▼▼▼

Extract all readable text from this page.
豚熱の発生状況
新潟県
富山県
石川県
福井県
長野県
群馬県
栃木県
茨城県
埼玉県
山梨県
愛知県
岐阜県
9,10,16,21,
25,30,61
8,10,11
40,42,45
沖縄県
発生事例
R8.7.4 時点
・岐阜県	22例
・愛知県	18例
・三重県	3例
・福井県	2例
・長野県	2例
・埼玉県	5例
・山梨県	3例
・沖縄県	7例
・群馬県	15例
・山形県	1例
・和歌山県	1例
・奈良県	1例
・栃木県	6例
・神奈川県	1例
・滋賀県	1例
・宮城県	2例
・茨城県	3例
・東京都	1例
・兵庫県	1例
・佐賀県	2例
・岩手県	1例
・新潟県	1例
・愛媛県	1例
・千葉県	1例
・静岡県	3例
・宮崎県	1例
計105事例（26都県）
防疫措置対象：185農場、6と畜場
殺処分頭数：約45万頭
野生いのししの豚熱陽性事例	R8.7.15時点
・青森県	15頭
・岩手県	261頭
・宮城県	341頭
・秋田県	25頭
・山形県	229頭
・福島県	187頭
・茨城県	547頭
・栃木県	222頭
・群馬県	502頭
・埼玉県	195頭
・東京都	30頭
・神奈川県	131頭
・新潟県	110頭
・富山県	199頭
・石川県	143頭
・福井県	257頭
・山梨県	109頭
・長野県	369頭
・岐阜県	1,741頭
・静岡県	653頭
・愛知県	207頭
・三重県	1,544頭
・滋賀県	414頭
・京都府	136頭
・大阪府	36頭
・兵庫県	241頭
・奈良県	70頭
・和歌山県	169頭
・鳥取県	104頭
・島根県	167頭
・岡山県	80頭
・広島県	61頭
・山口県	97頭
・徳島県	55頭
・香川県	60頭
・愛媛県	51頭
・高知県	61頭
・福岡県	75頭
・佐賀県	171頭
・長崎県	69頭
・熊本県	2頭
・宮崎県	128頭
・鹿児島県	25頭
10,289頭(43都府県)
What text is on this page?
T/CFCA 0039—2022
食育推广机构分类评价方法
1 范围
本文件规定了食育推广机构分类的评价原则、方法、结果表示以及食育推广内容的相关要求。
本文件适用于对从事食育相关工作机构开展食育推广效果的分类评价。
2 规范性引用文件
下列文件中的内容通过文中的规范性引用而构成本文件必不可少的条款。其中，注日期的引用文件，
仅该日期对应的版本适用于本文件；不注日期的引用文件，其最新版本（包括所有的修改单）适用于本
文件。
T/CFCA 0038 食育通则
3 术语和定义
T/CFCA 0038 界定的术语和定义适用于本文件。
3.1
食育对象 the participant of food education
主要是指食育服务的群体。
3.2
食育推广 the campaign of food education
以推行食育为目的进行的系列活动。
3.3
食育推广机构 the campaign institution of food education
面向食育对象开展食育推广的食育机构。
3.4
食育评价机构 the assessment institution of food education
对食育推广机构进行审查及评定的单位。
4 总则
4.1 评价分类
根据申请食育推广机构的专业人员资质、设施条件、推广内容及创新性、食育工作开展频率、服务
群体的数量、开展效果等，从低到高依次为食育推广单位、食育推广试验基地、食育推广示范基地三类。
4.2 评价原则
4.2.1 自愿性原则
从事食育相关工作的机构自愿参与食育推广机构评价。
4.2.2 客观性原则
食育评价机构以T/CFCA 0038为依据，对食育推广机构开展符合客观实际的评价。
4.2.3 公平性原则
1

▲▲▲

Transcribe each entry exactly.

Extract all readable text from this page.
豚熱の発生状況
新潟県
富山県
石川県
福井県
長野県
群馬県
栃木県
茨城県
埼玉県
山梨県
愛知県
岐阜県
9,10,16,21,
25,30,61
8,10,11
40,42,45
沖縄県
発生事例
R8.7.4 時点
・岐阜県	22例
・愛知県	18例
・三重県	3例
・福井県	2例
・長野県	2例
・埼玉県	5例
・山梨県	3例
・沖縄県	7例
・群馬県	15例
・山形県	1例
・和歌山県	1例
・奈良県	1例
・栃木県	6例
・神奈川県	1例
・滋賀県	1例
・宮城県	2例
・茨城県	3例
・東京都	1例
・兵庫県	1例
・佐賀県	2例
・岩手県	1例
・新潟県	1例
・愛媛県	1例
・千葉県	1例
・静岡県	3例
・宮崎県	1例
計105事例（26都県）
防疫措置対象：185農場、6と畜場
殺処分頭数：約45万頭
野生いのししの豚熱陽性事例	R8.7.15時点
・青森県	15頭
・岩手県	261頭
・宮城県	341頭
・秋田県	25頭
・山形県	229頭
・福島県	187頭
・茨城県	547頭
・栃木県	222頭
・群馬県	502頭
・埼玉県	195頭
・東京都	30頭
・神奈川県	131頭
・新潟県	110頭
・富山県	199頭
・石川県	143頭
・福井県	257頭
・山梨県	109頭
・長野県	369頭
・岐阜県	1,741頭
・静岡県	653頭
・愛知県	207頭
・三重県	1,544頭
・滋賀県	414頭
・京都府	136頭
・大阪府	36頭
・兵庫県	241頭
・奈良県	70頭
・和歌山県	169頭
・鳥取県	104頭
・島根県	167頭
・岡山県	80頭
・広島県	61頭
・山口県	97頭
・徳島県	55頭
・香川県	60頭
・愛媛県	51頭
・高知県	61頭
・福岡県	75頭
・佐賀県	171頭
・長崎県	69頭
・熊本県	2頭
・宮崎県	128頭
・鹿児島県	25頭
10,289頭(43都府県)
What text is on this page?
T/CFCA 0039—2022
食育推广机构分类评价方法
1 范围
本文件规定了食育推广机构分类的评价原则、方法、结果表示以及食育推广内容的相关要求。
本文件适用于对从事食育相关工作机构开展食育推广效果的分类评价。
2 规范性引用文件
下列文件中的内容通过文中的规范性引用而构成本文件必不可少的条款。其中，注日期的引用文件，
仅该日期对应的版本适用于本文件；不注日期的引用文件，其最新版本（包括所有的修改单）适用于本
文件。
T/CFCA 0038 食育通则
3 术语和定义
T/CFCA 0038 界定的术语和定义适用于本文件。
3.1
食育对象 the participant of food education
主要是指食育服务的群体。
3.2
食育推广 the campaign of food education
以推行食育为目的进行的系列活动。
3.3
食育推广机构 the campaign institution of food education
面向食育对象开展食育推广的食育机构。
3.4
食育评价机构 the assessment institution of food education
对食育推广机构进行审查及评定的单位。
4 总则
4.1 评价分类
根据申请食育推广机构的专业人员资质、设施条件、推广内容及创新性、食育工作开展频率、服务
群体的数量、开展效果等，从低到高依次为食育推广单位、食育推广试验基地、食育推广示范基地三类。
4.2 评价原则
4.2.1 自愿性原则
从事食育相关工作的机构自愿参与食育推广机构评价。
4.2.2 客观性原则
食育评价机构以T/CFCA 0038为依据，对食育推广机构开展符合客观实际的评价。
4.2.3 公平性原则
1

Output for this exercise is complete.